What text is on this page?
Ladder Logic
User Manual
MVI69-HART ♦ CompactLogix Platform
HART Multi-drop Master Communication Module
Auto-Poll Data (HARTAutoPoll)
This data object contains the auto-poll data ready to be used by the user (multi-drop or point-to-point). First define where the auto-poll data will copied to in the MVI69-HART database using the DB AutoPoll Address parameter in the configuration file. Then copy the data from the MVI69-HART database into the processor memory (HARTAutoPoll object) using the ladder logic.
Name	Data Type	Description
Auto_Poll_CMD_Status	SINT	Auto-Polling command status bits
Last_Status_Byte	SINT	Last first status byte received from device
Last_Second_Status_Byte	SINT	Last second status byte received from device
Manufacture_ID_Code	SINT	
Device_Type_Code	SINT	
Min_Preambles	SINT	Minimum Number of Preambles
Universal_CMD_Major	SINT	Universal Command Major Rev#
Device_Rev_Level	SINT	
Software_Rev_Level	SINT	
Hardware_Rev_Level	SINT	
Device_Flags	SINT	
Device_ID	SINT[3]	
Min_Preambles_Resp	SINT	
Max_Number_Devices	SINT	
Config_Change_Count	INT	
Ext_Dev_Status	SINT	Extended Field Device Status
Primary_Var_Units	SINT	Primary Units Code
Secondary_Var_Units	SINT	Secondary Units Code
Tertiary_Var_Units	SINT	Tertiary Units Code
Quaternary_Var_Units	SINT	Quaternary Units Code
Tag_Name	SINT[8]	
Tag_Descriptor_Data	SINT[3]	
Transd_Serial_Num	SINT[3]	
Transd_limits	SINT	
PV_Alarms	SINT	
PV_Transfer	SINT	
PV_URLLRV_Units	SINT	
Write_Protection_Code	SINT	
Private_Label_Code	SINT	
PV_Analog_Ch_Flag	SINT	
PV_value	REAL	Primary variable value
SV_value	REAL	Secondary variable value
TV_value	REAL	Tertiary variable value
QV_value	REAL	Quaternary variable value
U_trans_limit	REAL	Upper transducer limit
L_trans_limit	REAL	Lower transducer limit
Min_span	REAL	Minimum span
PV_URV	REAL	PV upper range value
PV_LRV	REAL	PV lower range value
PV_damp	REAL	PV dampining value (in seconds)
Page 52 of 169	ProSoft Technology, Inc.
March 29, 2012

────────────────────

Identify the lines above with the word "REAL". Copy them.

Written reply
PV_value	REAL	Primary variable value
SV_value	REAL	Secondary variable value
TV_value	REAL	Tertiary variable value
QV_value	REAL	Quaternary variable value
U_trans_limit	REAL	Upper transducer limit
L_trans_limit	REAL	Lower transducer limit
Min_span	REAL	Minimum span
PV_URV	REAL	PV upper range value
PV_LRV	REAL	PV lower range value
PV_damp	REAL	PV dampining value (in seconds)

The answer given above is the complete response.